_TEXT SECTION:_
--- --- ---

After two books focusing on British puddings (Pride & Pudding) and baking (Oats in the North, Wheat from the South), a special interest Downton Abbey Christmas Cookbook, and The National Trust Book of Puddings, Dark Rye & Honey Cake is Belgian food writer, culinary historian and photographer Regula Ysewijn’s first cookbook dedicated to ‘festival baking from the heart of the Low Countries’. The origins, traditions and cultural significance of festive baking recipes are shared across Belgium and the rest of the Low Counties (in which the Netherlands and Luxembourg are also counted) and in this book, Regula explores both sweet and savoury bakes from across the region.
As with her other titles this is a beautiful and captivating book that draws together meticulously-researched history and food culture, sumptiously-styled food photography (photographed by Regula herself), delightful art illustrations (by Regula’s husband Bruno Vergauwen) and a year’s worth of celebratory bakes for festivals including Christmas, Candlemas, Carnival and Kermis (a summer fair), to name a few.
A ringing endorsement from historian Dr Annie Gray in the Foreword is followed by Regula’s introduction in which she relates how she expanded her knowledge of the culinary history not just of Belgium, where she was born and grew up, but also the shared history of the wider region of the Low Countries, and how the region has changed and developed over the last 800 years. There’s a handy map with a reminder that much of the area is at or even below sea level, giving rise to the “low” in the region’s name. Through baking, Regula reveals the heart of the area’s food culture, linking many traditional bakes to the festivals and traditions with which they are associated.
As well as the recipes and traditions themselves, Regula also dived into Flemish and Dutch art; where food was central in so many artworks, often featured in an allegorical way. Some of the historical paintings Regula found most enligtening are reproduced throughout the book.
There is insight too into the languages of the Low Countries, with amusement at the confusion that can arise between Dutch (Nederlands) speakers from the Netherlands, and Flemish (Diets) speakers from Flanders. It puts me in mind of how the UK and America nominally speak the same language but we use it so differently that it can be quite discombobulating! Regula gives us some history of the origins of Dutch, German, French and how these were affected by the changing fortunes in “ownership” of these territories during the colonial era. Religion too played an important role in history and culture. Having spent a number of holidays in Belgium and the Netherlands, I appreciated Regula’s history lesson on how all of these interlinked facets of history lead to the birth of Belgium, and the soft border between Wallonia and Flanders.

--- --- ---

_DATA SHOWN:_

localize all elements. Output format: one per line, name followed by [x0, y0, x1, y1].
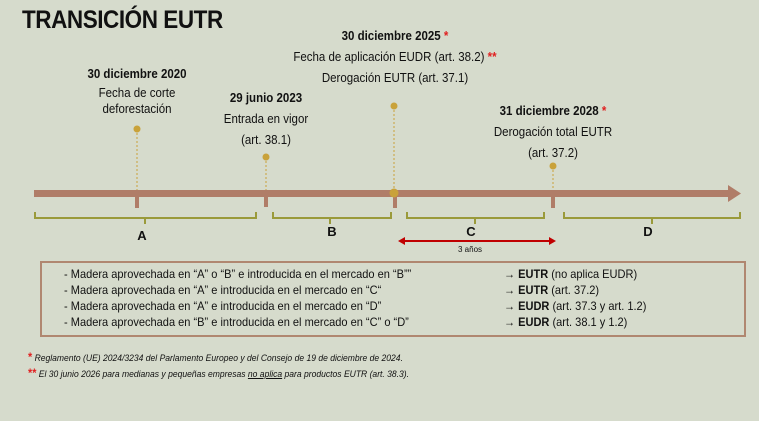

--- --- ---

_EXERCISE REQUIREMENTS:_
**a.** Translate into French this sentence from the cookbook review: "Religion too played an important role in history and culture."
**b.** For each statement below, state whether the cookbook review agrees with it, answering yes or no and quoting the words of the review that decide it. (i) The illustrations in the book were made by Regula's husband. (ii) Regula wrote the Foreword herself. (iii) The book covers only sweet bakes.
**c.** Write the next part of the cookbook review, picking up after its final sentence.

_ANSWERS PROVIDED:_
**a.** La religion a, elle aussi, joué un rôle important dans l'histoire et la culture.

**b.**
(i) Yes: "delightful art illustrations (by Regula’s husband Bruno Vergauwen)".
(ii) No: "A ringing endorsement from historian Dr Annie Gray in the Foreword".
(iii) No: "Regula explores both sweet and savoury bakes from across the region".

**c.**
Next, an essay on Antwerp: Sugar Capital of Europe: built on a Gallo-Roman settlement, Antwerp became a metropolis of trade and arts and crafts from the 12th through to the 16th century. It’s easy connection to the sea helped forge its importance as a hub for the trading of sugar (which was imported raw and refined in the city), which in turn contributed to the development of baking culture in the area. Wealth generated by the sugar industry lead to the creation of a wealthy middle class, generating trade in other expensive commodities such as high-quality cloth from England, spices from further afield, and all manner of household objects including art and fine tableware. I’ll leave you to learn about the subsequent fall of Antwerp, the rising fortunes of Amsterdam, and the Treaty of Munster yourself, as well as the switch from sugar cane to sugar beets and the development of brown beet sugar.
Recipes are grouped by Celebration and then by type: Waffles; Midwinter and festival bread; Pancakes; Pretzels; Fritters; Vlaaien (pies and filled pastries); Koekebrood (cake bread); and Honey cakes and other sweets. It’s probably no surprise that waffles feature heavily in the book; there are 14 different waffle recipes provided, outnumbered by 16 honey cakes, and 18 pies and pastries! Add to this 12 breads, three pancakes, five different pretzels, five fritters, and one cake bread – I feel like we could put this to a well known tune!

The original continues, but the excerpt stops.